# Given problem:
The required output is a single number: how many lines of the material contain the string "snowflake".

# Data in this exercise:

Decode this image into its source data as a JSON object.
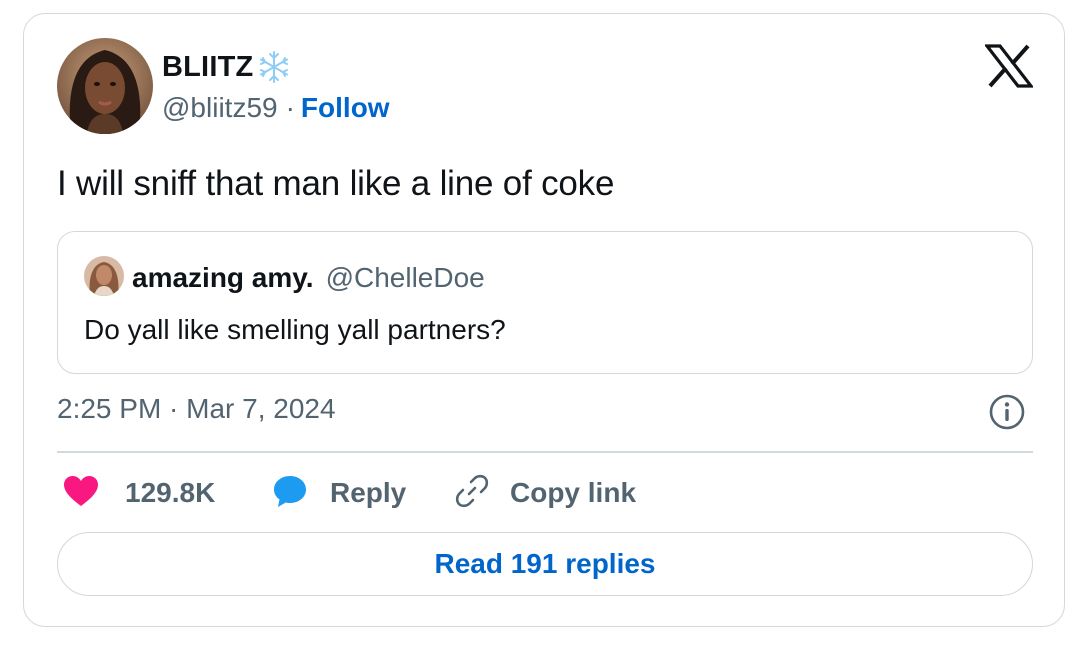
{
  "tweet": {
    "author_name": "BLIITZ",
    "author_handle": "@bliitz59",
    "separator": "·",
    "follow_label": "Follow",
    "text": "I will sniff that man like a line of coke",
    "timestamp": "2:25 PM · Mar 7, 2024"
  },
  "quoted_tweet": {
    "author_name": "amazing amy.",
    "author_handle": "@ChelleDoe",
    "text": "Do yall like smelling yall partners?"
  },
  "actions": {
    "like_count": "129.8K",
    "reply_label": "Reply",
    "copy_label": "Copy link"
  },
  "read_replies_label": "Read 191 replies",
  "icons": {
    "logo": "x-logo-icon",
    "verified_badge": "snowflake-icon",
    "like": "heart-icon",
    "reply": "speech-bubble-icon",
    "copy": "link-icon",
    "info": "info-icon"
  },
  "colors": {
    "link_blue": "#0066cc",
    "like_pink": "#f91880",
    "reply_blue": "#1d9bf0",
    "muted_text": "#536471",
    "border": "#cfd9de",
    "snowflake": "#8ecdf5"
  }
}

# Full response:
2